- Figure content listings
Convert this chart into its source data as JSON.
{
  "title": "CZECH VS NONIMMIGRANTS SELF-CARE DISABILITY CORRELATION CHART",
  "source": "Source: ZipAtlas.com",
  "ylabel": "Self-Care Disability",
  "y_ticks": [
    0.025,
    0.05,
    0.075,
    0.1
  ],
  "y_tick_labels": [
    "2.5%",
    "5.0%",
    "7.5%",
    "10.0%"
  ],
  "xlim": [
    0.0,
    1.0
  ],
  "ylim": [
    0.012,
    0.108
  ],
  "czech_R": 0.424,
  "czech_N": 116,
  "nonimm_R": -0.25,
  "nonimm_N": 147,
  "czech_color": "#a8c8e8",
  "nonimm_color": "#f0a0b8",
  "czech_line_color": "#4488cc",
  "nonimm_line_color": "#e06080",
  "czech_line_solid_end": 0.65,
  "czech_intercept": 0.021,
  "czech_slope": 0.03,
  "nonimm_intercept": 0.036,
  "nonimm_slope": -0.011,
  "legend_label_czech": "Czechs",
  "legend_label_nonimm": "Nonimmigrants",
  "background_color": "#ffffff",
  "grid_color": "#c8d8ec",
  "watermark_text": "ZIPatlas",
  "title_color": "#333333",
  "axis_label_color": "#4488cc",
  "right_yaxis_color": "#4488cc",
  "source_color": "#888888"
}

- Set exercise
Repeat the listing above without any change.

- The solution
Convert this chart into its source data as JSON.
{
  "title": "CZECH VS NONIMMIGRANTS SELF-CARE DISABILITY CORRELATION CHART",
  "source": "Source: ZipAtlas.com",
  "ylabel": "Self-Care Disability",
  "y_ticks": [
    0.025,
    0.05,
    0.075,
    0.1
  ],
  "y_tick_labels": [
    "2.5%",
    "5.0%",
    "7.5%",
    "10.0%"
  ],
  "xlim": [
    0.0,
    1.0
  ],
  "ylim": [
    0.012,
    0.108
  ],
  "czech_R": 0.424,
  "czech_N": 116,
  "nonimm_R": -0.25,
  "nonimm_N": 147,
  "czech_color": "#a8c8e8",
  "nonimm_color": "#f0a0b8",
  "czech_line_color": "#4488cc",
  "nonimm_line_color": "#e06080",
  "czech_line_solid_end": 0.65,
  "czech_intercept": 0.021,
  "czech_slope": 0.03,
  "nonimm_intercept": 0.036,
  "nonimm_slope": -0.011,
  "legend_label_czech": "Czechs",
  "legend_label_nonimm": "Nonimmigrants",
  "background_color": "#ffffff",
  "grid_color": "#c8d8ec",
  "watermark_text": "ZIPatlas",
  "title_color": "#333333",
  "axis_label_color": "#4488cc",
  "right_yaxis_color": "#4488cc",
  "source_color": "#888888"
}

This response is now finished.